OBJECTIVE: Go through the entries below and retype them exactly, omitting each picture.

____

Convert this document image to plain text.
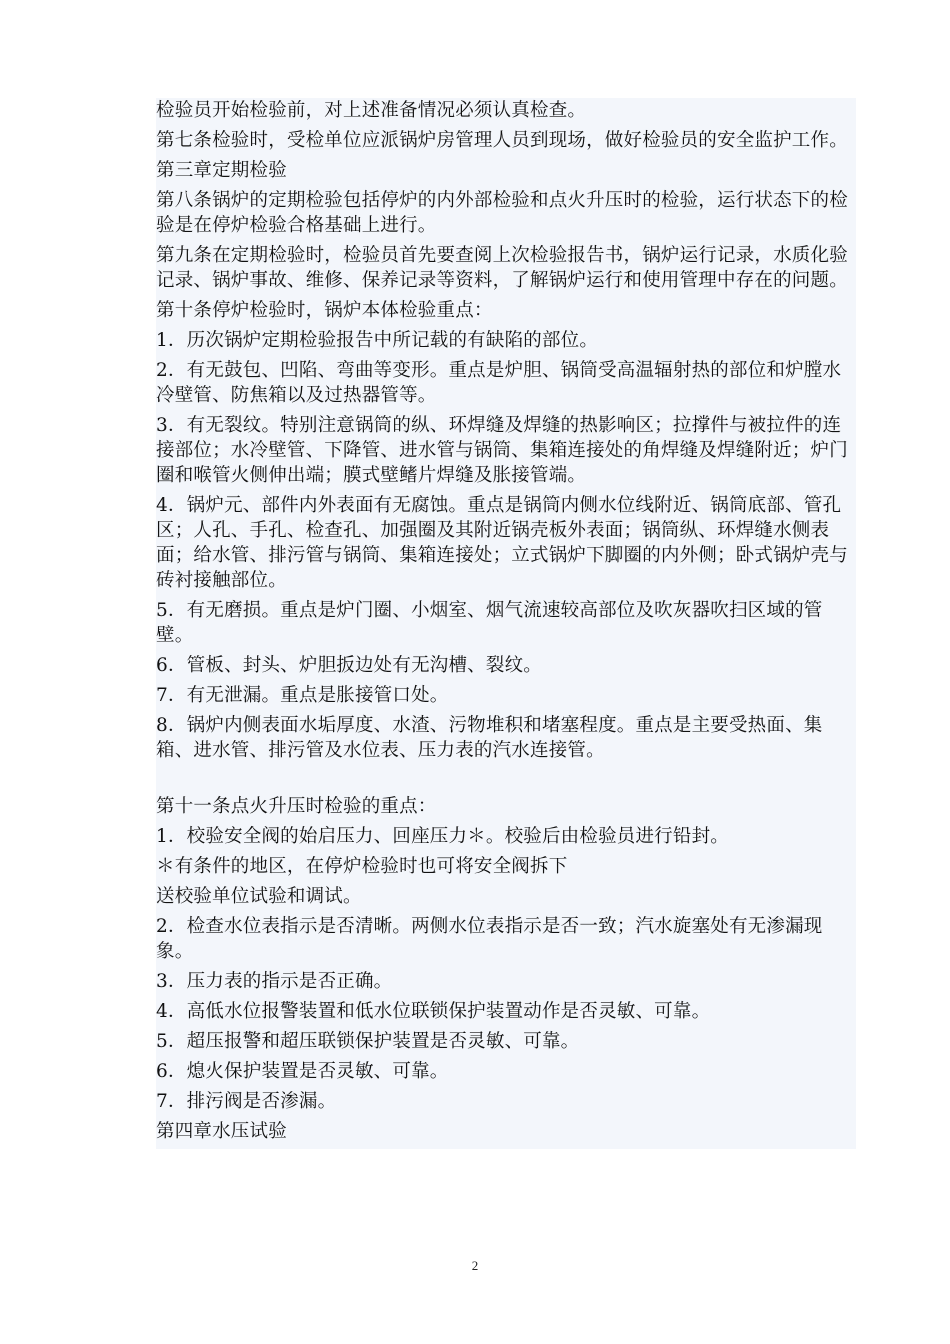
检验员开始检验前，对上述准备情况必须认真检查。

第七条检验时，受检单位应派锅炉房管理人员到现场，做好检验员的安全监护工作。

第三章定期检验

第八条锅炉的定期检验包括停炉的内外部检验和点火升压时的检验，运行状态下的检验是在停炉检验合格基础上进行。

第九条在定期检验时，检验员首先要查阅上次检验报告书，锅炉运行记录，水质化验记录、锅炉事故、维修、保养记录等资料，了解锅炉运行和使用管理中存在的问题。

第十条停炉检验时，锅炉本体检验重点：

1．历次锅炉定期检验报告中所记载的有缺陷的部位。

2．有无鼓包、凹陷、弯曲等变形。重点是炉胆、锅筒受高温辐射热的部位和炉膛水冷壁管、防焦箱以及过热器管等。

3．有无裂纹。特别注意锅筒的纵、环焊缝及焊缝的热影响区；拉撑件与被拉件的连接部位；水冷壁管、下降管、进水管与锅筒、集箱连接处的角焊缝及焊缝附近；炉门圈和喉管火侧伸出端；膜式壁鳍片焊缝及胀接管端。

4．锅炉元、部件内外表面有无腐蚀。重点是锅筒内侧水位线附近、锅筒底部、管孔区；人孔、手孔、检查孔、加强圈及其附近锅壳板外表面；锅筒纵、环焊缝水侧表面；给水管、排污管与锅筒、集箱连接处；立式锅炉下脚圈的内外侧；卧式锅炉壳与砖衬接触部位。

5．有无磨损。重点是炉门圈、小烟室、烟气流速较高部位及吹灰器吹扫区域的管壁。

6．管板、封头、炉胆扳边处有无沟槽、裂纹。

7．有无泄漏。重点是胀接管口处。

8．锅炉内侧表面水垢厚度、水渣、污物堆积和堵塞程度。重点是主要受热面、集箱、进水管、排污管及水位表、压力表的汽水连接管。

第十一条点火升压时检验的重点：

1．校验安全阀的始启压力、回座压力＊。校验后由检验员进行铅封。

＊有条件的地区，在停炉检验时也可将安全阀拆下

送校验单位试验和调试。

2．检查水位表指示是否清晰。两侧水位表指示是否一致；汽水旋塞处有无渗漏现象。

3．压力表的指示是否正确。

4．高低水位报警装置和低水位联锁保护装置动作是否灵敏、可靠。

5．超压报警和超压联锁保护装置是否灵敏、可靠。

6．熄火保护装置是否灵敏、可靠。

7．排污阀是否渗漏。

第四章水压试验

2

____

REPLY:
Convert this document image to plain text.
检验员开始检验前，对上述准备情况必须认真检查。

第七条检验时，受检单位应派锅炉房管理人员到现场，做好检验员的安全监护工作。

第三章定期检验

第八条锅炉的定期检验包括停炉的内外部检验和点火升压时的检验，运行状态下的检验是在停炉检验合格基础上进行。

第九条在定期检验时，检验员首先要查阅上次检验报告书，锅炉运行记录，水质化验记录、锅炉事故、维修、保养记录等资料，了解锅炉运行和使用管理中存在的问题。

第十条停炉检验时，锅炉本体检验重点：

1．历次锅炉定期检验报告中所记载的有缺陷的部位。

2．有无鼓包、凹陷、弯曲等变形。重点是炉胆、锅筒受高温辐射热的部位和炉膛水冷壁管、防焦箱以及过热器管等。

3．有无裂纹。特别注意锅筒的纵、环焊缝及焊缝的热影响区；拉撑件与被拉件的连接部位；水冷壁管、下降管、进水管与锅筒、集箱连接处的角焊缝及焊缝附近；炉门圈和喉管火侧伸出端；膜式壁鳍片焊缝及胀接管端。

4．锅炉元、部件内外表面有无腐蚀。重点是锅筒内侧水位线附近、锅筒底部、管孔区；人孔、手孔、检查孔、加强圈及其附近锅壳板外表面；锅筒纵、环焊缝水侧表面；给水管、排污管与锅筒、集箱连接处；立式锅炉下脚圈的内外侧；卧式锅炉壳与砖衬接触部位。

5．有无磨损。重点是炉门圈、小烟室、烟气流速较高部位及吹灰器吹扫区域的管壁。

6．管板、封头、炉胆扳边处有无沟槽、裂纹。

7．有无泄漏。重点是胀接管口处。

8．锅炉内侧表面水垢厚度、水渣、污物堆积和堵塞程度。重点是主要受热面、集箱、进水管、排污管及水位表、压力表的汽水连接管。

第十一条点火升压时检验的重点：

1．校验安全阀的始启压力、回座压力＊。校验后由检验员进行铅封。

＊有条件的地区，在停炉检验时也可将安全阀拆下

送校验单位试验和调试。

2．检查水位表指示是否清晰。两侧水位表指示是否一致；汽水旋塞处有无渗漏现象。

3．压力表的指示是否正确。

4．高低水位报警装置和低水位联锁保护装置动作是否灵敏、可靠。

5．超压报警和超压联锁保护装置是否灵敏、可靠。

6．熄火保护装置是否灵敏、可靠。

7．排污阀是否渗漏。

第四章水压试验

2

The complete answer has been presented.